TASK TO CARRY OUT: Lines holding the string "инструмента" are the ones to copy; find them all in the data.

TASK MATERIAL:

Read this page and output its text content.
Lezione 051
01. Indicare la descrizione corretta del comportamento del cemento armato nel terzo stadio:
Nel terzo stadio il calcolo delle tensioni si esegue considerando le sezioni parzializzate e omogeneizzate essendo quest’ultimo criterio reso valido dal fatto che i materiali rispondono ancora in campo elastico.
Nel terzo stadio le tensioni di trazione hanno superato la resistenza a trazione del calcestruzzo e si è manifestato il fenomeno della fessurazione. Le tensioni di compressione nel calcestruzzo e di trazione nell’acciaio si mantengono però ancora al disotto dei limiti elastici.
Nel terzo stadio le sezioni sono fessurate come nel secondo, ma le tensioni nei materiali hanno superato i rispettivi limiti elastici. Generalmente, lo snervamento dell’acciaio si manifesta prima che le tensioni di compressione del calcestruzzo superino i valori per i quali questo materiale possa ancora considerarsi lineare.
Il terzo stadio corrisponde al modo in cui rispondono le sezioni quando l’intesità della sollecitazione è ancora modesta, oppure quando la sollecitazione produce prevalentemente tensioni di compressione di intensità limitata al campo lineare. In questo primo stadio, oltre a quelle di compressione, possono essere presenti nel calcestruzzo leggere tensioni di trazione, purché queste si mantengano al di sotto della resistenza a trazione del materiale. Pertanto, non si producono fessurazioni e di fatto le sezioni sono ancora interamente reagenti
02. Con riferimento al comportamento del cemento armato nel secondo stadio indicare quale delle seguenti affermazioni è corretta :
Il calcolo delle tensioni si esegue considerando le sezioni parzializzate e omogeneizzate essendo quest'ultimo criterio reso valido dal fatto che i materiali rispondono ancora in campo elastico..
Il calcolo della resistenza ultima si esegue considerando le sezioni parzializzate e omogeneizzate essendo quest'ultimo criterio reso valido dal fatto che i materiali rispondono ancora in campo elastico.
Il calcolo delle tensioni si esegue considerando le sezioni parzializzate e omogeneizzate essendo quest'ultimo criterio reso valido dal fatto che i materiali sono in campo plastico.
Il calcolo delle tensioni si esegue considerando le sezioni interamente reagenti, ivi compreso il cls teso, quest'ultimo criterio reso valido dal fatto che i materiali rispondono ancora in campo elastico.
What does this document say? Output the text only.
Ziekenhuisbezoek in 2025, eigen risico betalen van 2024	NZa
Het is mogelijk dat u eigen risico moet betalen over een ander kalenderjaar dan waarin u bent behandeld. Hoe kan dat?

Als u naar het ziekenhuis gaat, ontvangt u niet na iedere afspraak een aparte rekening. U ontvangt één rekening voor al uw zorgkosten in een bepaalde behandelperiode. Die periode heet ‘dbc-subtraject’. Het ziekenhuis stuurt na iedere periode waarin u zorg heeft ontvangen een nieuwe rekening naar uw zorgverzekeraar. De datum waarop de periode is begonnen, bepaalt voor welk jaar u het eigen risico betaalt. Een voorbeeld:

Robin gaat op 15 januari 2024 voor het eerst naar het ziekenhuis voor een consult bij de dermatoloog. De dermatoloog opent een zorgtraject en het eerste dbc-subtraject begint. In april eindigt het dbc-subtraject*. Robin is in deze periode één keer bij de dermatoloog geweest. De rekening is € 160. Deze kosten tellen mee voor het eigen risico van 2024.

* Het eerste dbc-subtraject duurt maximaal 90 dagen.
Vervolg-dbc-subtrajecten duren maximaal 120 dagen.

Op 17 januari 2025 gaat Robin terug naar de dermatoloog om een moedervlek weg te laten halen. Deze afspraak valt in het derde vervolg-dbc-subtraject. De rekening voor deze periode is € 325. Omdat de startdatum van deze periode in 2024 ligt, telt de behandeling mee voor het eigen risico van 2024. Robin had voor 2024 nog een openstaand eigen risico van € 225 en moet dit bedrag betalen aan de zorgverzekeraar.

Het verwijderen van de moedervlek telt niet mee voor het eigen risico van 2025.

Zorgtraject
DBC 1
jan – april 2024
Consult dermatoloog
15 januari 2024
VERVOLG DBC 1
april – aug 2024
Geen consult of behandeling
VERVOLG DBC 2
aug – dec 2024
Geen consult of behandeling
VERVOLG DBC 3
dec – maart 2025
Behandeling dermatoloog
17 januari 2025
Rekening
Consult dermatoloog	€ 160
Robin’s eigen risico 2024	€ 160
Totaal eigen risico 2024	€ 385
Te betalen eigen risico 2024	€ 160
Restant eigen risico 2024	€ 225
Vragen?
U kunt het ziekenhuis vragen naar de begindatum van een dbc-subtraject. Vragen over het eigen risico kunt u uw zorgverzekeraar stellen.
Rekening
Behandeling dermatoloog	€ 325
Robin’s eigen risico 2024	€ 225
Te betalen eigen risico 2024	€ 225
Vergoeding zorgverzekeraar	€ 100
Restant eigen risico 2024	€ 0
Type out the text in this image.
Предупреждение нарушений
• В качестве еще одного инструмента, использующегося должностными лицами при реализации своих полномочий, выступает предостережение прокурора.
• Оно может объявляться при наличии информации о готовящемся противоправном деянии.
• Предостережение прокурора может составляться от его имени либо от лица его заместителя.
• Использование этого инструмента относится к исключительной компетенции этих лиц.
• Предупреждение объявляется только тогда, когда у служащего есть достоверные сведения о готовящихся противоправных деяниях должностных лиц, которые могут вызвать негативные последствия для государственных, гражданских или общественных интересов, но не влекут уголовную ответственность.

TASK RESPONSE:
• В качестве еще одного инструмента, использующегося должностными лицами при реализации своих полномочий, выступает предостережение прокурора.
• Использование этого инструмента относится к исключительной компетенции этих лиц.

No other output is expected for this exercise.